Exercise description. Could you repeat the rows below verbatim, starting at the first row and ending at the one containing "colorbar-segment bbox=[784, 245, 802, 268]", with both ends included?

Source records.
◆ ◆ ◆ ◆

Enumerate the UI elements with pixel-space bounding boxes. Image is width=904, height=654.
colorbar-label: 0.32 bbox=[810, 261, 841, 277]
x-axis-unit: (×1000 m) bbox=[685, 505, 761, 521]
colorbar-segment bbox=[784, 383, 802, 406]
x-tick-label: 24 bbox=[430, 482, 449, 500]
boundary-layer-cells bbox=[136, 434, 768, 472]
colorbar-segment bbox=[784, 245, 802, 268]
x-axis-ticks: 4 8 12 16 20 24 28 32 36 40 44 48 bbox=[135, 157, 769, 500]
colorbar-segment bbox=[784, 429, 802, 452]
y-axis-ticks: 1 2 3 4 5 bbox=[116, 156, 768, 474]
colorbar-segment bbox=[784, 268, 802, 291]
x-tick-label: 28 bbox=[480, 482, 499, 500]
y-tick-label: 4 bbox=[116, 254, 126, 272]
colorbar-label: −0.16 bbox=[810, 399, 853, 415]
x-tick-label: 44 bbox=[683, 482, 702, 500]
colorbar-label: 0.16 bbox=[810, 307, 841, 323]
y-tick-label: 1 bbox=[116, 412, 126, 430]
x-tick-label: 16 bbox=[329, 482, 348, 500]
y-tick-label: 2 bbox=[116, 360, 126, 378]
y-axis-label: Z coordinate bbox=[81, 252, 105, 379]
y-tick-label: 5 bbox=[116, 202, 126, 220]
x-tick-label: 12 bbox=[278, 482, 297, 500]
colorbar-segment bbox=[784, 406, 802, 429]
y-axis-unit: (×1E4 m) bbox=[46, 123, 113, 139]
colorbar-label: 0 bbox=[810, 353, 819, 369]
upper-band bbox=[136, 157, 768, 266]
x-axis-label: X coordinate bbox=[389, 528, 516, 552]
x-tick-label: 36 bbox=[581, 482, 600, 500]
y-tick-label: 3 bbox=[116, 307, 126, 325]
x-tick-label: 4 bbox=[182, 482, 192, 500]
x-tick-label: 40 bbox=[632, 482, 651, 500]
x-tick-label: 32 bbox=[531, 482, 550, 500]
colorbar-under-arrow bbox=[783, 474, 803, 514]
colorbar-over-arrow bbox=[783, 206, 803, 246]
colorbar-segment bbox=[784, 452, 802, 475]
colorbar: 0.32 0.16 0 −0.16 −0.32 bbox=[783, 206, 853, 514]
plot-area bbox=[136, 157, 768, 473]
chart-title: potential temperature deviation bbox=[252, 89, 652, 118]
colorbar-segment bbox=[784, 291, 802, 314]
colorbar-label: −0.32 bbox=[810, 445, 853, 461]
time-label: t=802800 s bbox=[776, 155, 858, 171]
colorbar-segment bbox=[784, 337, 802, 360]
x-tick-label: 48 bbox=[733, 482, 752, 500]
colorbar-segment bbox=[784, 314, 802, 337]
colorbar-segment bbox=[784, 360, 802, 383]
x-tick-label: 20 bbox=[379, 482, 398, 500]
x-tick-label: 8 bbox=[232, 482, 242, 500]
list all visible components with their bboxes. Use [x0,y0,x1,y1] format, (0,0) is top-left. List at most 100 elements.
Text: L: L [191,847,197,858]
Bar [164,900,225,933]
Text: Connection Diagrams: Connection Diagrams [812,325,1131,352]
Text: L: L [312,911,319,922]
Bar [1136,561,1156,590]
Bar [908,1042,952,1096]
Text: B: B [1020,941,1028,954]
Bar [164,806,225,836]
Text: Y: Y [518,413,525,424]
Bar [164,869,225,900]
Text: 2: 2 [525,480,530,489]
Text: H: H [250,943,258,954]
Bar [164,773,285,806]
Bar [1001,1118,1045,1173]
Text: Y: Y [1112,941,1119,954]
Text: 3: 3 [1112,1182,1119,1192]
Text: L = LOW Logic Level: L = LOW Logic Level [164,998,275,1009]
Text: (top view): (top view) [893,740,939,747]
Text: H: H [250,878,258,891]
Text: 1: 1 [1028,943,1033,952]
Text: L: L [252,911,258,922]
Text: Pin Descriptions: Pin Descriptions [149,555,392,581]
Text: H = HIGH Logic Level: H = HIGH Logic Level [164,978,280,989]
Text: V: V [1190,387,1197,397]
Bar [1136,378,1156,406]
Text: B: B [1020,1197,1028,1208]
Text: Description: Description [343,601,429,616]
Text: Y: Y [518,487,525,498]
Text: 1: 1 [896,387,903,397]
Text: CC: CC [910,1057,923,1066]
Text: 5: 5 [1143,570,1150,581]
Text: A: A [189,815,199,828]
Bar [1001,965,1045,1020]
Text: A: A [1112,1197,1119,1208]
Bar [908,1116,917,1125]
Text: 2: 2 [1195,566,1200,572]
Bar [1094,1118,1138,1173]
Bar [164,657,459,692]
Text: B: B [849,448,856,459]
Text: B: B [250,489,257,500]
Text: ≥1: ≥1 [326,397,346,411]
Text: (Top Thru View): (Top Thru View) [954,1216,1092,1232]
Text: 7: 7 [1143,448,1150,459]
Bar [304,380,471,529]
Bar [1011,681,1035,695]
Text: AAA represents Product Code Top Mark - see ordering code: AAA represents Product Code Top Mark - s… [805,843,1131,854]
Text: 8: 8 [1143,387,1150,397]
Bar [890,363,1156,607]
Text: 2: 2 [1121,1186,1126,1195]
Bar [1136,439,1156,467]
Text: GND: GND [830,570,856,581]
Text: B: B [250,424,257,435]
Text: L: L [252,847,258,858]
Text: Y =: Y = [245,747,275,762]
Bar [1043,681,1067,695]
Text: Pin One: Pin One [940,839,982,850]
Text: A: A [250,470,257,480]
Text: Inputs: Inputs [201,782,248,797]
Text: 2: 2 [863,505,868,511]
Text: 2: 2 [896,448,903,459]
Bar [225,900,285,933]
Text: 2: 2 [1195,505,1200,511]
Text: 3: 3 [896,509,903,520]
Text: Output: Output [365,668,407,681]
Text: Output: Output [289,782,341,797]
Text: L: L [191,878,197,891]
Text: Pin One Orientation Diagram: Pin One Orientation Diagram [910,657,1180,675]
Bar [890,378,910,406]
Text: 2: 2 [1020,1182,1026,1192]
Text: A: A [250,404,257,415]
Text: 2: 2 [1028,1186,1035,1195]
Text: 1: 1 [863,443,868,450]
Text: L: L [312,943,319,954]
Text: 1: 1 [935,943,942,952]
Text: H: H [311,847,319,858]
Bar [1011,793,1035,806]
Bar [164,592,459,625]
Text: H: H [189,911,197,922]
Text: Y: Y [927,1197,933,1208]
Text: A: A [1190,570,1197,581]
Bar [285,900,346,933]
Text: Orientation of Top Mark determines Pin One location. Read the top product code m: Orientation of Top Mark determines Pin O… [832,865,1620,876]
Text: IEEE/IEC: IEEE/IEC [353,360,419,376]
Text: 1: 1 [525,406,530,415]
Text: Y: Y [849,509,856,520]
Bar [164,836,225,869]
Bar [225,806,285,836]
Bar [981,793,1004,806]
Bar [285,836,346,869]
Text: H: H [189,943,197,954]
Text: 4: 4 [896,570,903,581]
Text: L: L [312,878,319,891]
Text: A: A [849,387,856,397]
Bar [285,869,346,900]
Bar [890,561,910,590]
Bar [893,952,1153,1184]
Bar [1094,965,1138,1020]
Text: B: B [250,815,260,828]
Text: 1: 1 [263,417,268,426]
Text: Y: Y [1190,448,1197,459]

◆ ◆ ◆ ◆

Solution to this problem.
Enumerate the UI elements with pixel-space bounding boxes. Image is width=904, height=654.
colorbar-label: 0.32 bbox=[810, 261, 841, 277]
x-axis-unit: (×1000 m) bbox=[685, 505, 761, 521]
colorbar-segment bbox=[784, 383, 802, 406]
x-tick-label: 24 bbox=[430, 482, 449, 500]
boundary-layer-cells bbox=[136, 434, 768, 472]
colorbar-segment bbox=[784, 245, 802, 268]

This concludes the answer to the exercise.